── Exercise materials

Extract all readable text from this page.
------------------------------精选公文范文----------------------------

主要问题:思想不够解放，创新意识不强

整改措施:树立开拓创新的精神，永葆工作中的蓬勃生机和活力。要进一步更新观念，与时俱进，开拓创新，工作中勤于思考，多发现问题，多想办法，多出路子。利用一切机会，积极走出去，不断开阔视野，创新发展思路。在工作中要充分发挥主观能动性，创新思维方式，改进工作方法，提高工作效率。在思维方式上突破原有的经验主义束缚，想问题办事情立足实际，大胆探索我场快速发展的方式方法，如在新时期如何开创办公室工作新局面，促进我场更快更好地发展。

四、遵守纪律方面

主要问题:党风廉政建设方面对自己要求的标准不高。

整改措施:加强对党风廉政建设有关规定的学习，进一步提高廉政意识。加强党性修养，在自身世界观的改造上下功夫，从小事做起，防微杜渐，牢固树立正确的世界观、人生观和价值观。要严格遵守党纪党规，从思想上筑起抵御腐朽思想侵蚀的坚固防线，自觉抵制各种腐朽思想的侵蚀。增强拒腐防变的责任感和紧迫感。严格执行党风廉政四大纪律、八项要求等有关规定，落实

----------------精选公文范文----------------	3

────

Written exercise:
Restate each entry exactly, skipping none.

Expected output:
Extract all readable text from this page.
------------------------------精选公文范文----------------------------

主要问题:思想不够解放，创新意识不强

整改措施:树立开拓创新的精神，永葆工作中的蓬勃生机和活力。要进一步更新观念，与时俱进，开拓创新，工作中勤于思考，多发现问题，多想办法，多出路子。利用一切机会，积极走出去，不断开阔视野，创新发展思路。在工作中要充分发挥主观能动性，创新思维方式，改进工作方法，提高工作效率。在思维方式上突破原有的经验主义束缚，想问题办事情立足实际，大胆探索我场快速发展的方式方法，如在新时期如何开创办公室工作新局面，促进我场更快更好地发展。

四、遵守纪律方面

主要问题:党风廉政建设方面对自己要求的标准不高。

整改措施:加强对党风廉政建设有关规定的学习，进一步提高廉政意识。加强党性修养，在自身世界观的改造上下功夫，从小事做起，防微杜渐，牢固树立正确的世界观、人生观和价值观。要严格遵守党纪党规，从思想上筑起抵御腐朽思想侵蚀的坚固防线，自觉抵制各种腐朽思想的侵蚀。增强拒腐防变的责任感和紧迫感。严格执行党风廉政四大纪律、八项要求等有关规定，落实

----------------精选公文范文----------------	3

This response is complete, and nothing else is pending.